*PROMPT:*
Only the number is wanted: how many lines below contain "mail"?

*DATA FOR REVIEW:*
──────────

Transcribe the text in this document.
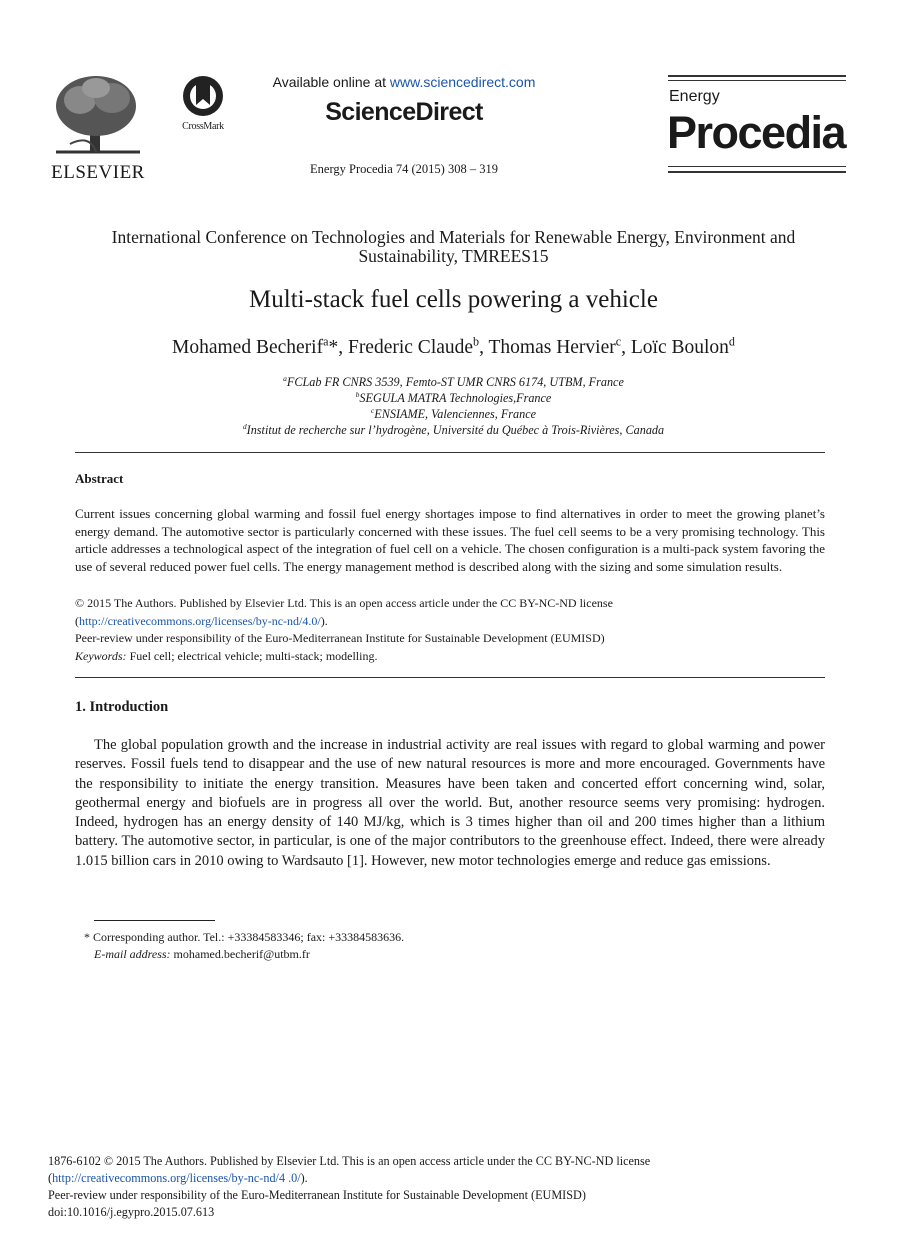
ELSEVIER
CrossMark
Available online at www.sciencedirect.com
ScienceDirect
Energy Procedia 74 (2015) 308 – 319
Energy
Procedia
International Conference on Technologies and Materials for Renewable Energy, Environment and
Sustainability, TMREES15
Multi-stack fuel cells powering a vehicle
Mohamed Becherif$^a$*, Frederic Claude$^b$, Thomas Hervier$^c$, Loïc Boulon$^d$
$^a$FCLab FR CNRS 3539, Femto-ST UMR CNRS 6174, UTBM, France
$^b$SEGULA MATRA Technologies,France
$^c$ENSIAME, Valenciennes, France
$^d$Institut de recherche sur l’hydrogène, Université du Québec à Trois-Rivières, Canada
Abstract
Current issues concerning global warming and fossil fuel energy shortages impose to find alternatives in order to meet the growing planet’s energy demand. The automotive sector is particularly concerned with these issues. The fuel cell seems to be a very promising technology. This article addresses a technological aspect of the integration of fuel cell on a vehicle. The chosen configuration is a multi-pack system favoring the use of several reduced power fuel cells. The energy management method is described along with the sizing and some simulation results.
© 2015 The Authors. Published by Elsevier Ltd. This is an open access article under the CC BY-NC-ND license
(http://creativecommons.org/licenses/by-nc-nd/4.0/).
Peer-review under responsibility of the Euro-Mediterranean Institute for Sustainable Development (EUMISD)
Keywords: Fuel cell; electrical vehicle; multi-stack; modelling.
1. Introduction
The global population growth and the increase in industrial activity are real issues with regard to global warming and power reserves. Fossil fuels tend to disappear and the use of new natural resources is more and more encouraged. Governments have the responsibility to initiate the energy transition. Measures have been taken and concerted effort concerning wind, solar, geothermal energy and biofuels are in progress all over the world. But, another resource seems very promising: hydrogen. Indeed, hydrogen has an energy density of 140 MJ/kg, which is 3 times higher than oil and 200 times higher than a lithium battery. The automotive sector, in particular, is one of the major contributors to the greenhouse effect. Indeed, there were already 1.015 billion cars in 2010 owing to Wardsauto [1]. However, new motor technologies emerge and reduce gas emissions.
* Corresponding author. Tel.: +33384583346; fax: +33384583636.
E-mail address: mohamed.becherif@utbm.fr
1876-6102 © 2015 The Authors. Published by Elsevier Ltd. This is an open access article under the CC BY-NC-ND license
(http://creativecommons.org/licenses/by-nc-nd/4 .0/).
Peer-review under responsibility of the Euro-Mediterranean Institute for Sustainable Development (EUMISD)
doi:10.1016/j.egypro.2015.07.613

──────────

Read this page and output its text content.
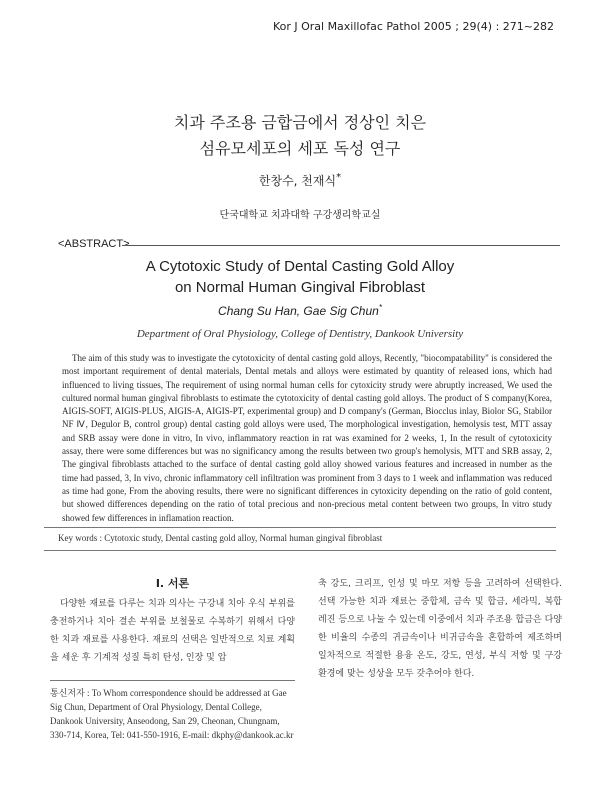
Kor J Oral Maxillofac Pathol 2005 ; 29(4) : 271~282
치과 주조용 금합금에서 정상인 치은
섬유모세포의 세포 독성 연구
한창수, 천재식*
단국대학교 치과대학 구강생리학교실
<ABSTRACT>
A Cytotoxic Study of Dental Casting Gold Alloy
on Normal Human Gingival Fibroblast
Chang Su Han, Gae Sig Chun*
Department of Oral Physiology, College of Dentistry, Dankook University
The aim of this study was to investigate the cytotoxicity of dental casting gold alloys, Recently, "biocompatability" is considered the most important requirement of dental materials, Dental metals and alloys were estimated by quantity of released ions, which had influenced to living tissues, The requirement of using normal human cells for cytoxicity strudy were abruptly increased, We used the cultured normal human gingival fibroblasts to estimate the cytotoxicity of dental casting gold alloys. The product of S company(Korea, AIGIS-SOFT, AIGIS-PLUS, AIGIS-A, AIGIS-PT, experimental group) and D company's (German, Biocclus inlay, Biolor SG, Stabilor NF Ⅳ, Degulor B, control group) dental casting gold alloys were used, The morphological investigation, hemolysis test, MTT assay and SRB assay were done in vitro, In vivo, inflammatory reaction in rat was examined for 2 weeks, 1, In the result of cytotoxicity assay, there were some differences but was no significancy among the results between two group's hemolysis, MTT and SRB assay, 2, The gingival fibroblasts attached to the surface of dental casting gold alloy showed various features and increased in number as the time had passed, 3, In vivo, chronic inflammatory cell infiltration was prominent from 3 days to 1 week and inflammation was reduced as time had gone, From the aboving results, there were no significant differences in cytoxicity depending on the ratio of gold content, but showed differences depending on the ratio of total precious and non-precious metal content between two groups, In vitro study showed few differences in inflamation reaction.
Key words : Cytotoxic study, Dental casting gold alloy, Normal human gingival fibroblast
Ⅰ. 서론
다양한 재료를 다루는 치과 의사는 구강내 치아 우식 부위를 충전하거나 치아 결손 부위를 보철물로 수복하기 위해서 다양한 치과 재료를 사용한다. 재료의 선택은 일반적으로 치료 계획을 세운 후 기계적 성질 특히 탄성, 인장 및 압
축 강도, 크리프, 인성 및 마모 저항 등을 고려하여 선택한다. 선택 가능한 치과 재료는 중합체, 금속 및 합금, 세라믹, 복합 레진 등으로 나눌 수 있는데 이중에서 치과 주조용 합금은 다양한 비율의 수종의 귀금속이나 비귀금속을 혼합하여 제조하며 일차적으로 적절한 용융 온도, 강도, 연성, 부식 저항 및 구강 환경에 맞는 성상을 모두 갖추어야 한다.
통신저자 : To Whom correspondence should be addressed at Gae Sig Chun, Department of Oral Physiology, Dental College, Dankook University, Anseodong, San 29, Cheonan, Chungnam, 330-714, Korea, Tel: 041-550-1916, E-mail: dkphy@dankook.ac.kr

──────────

*SOLUTION TO THIS PROBLEM:*
2